--- Begin ---
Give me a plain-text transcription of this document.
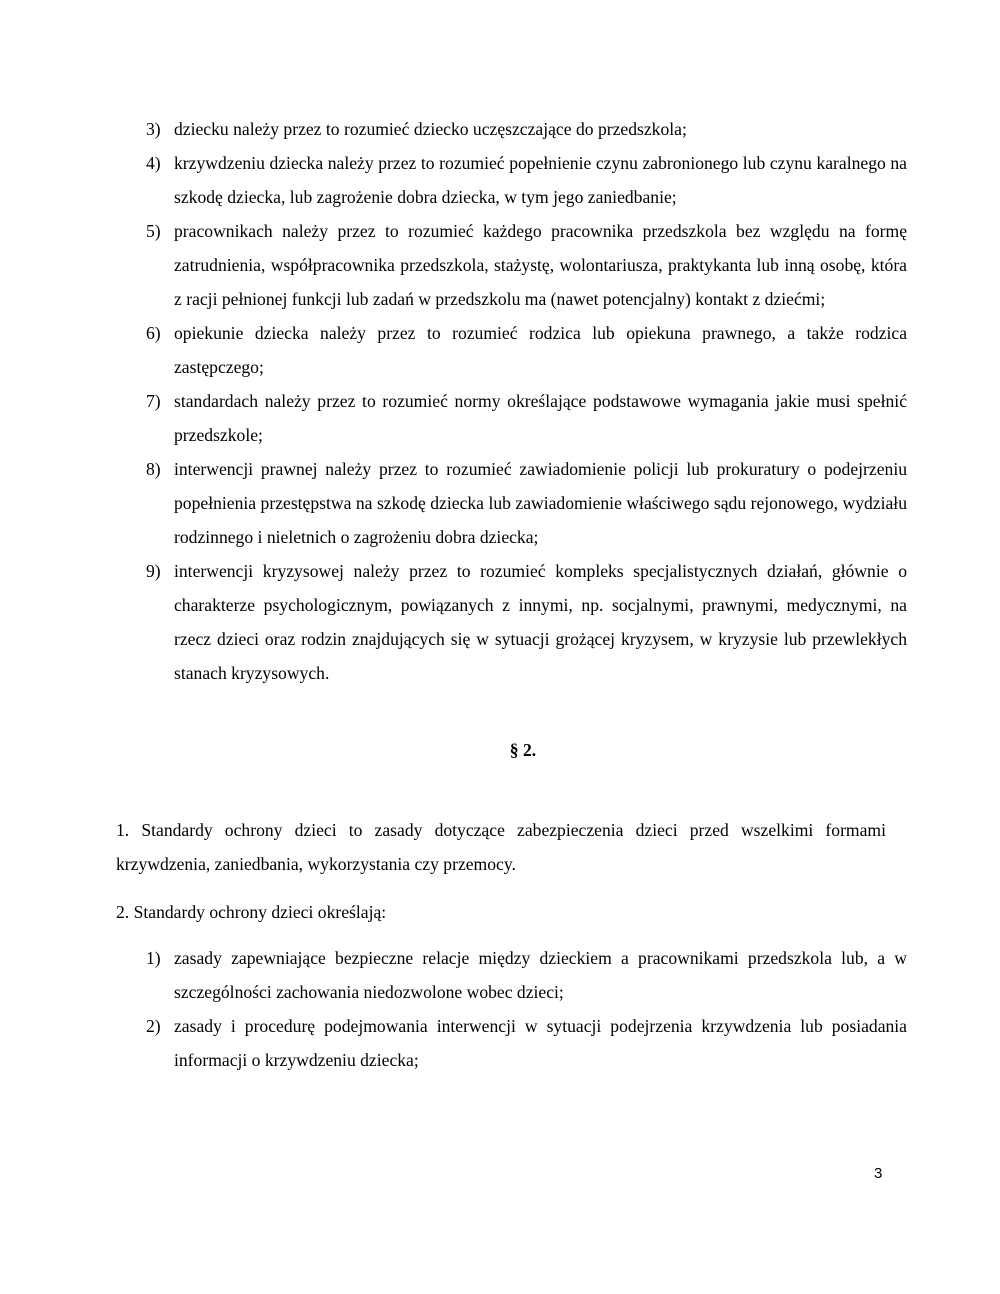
3) dziecku należy przez to rozumieć dziecko uczęszczające do przedszkola;
4) krzywdzeniu dziecka należy przez to rozumieć popełnienie czynu zabronionego lub czynu karalnego na szkodę dziecka, lub zagrożenie dobra dziecka, w tym jego zaniedbanie;
5) pracownikach należy przez to rozumieć każdego pracownika przedszkola bez względu na formę zatrudnienia, współpracownika przedszkola, stażystę, wolontariusza, praktykanta lub inną osobę, która z racji pełnionej funkcji lub zadań w przedszkolu ma (nawet potencjalny) kontakt z dziećmi;
6) opiekunie dziecka należy przez to rozumieć rodzica lub opiekuna prawnego, a także rodzica zastępczego;
7) standardach należy przez to rozumieć normy określające podstawowe wymagania jakie musi spełnić przedszkole;
8) interwencji prawnej należy przez to rozumieć zawiadomienie policji lub prokuratury o podejrzeniu popełnienia przestępstwa na szkodę dziecka lub zawiadomienie właściwego sądu rejonowego, wydziału rodzinnego i nieletnich o zagrożeniu dobra dziecka;
9) interwencji kryzysowej należy przez to rozumieć kompleks specjalistycznych działań, głównie o charakterze psychologicznym, powiązanych z innymi, np. socjalnymi, prawnymi, medycznymi, na rzecz dzieci oraz rodzin znajdujących się w sytuacji grożącej kryzysem, w kryzysie lub przewlekłych stanach kryzysowych.
§ 2.
1. Standardy ochrony dzieci to zasady dotyczące zabezpieczenia dzieci przed wszelkimi formami krzywdzenia, zaniedbania, wykorzystania czy przemocy.
2. Standardy ochrony dzieci określają:
1) zasady zapewniające bezpieczne relacje między dzieckiem a pracownikami przedszkola lub, a w szczególności zachowania niedozwolone wobec dzieci;
2) zasady i procedurę podejmowania interwencji w sytuacji podejrzenia krzywdzenia lub posiadania informacji o krzywdzeniu dziecka;
3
--- End ---
Aim | What is the number of lines above that contain "krzywdzeniu"? Answer with that number only.

Final result | 2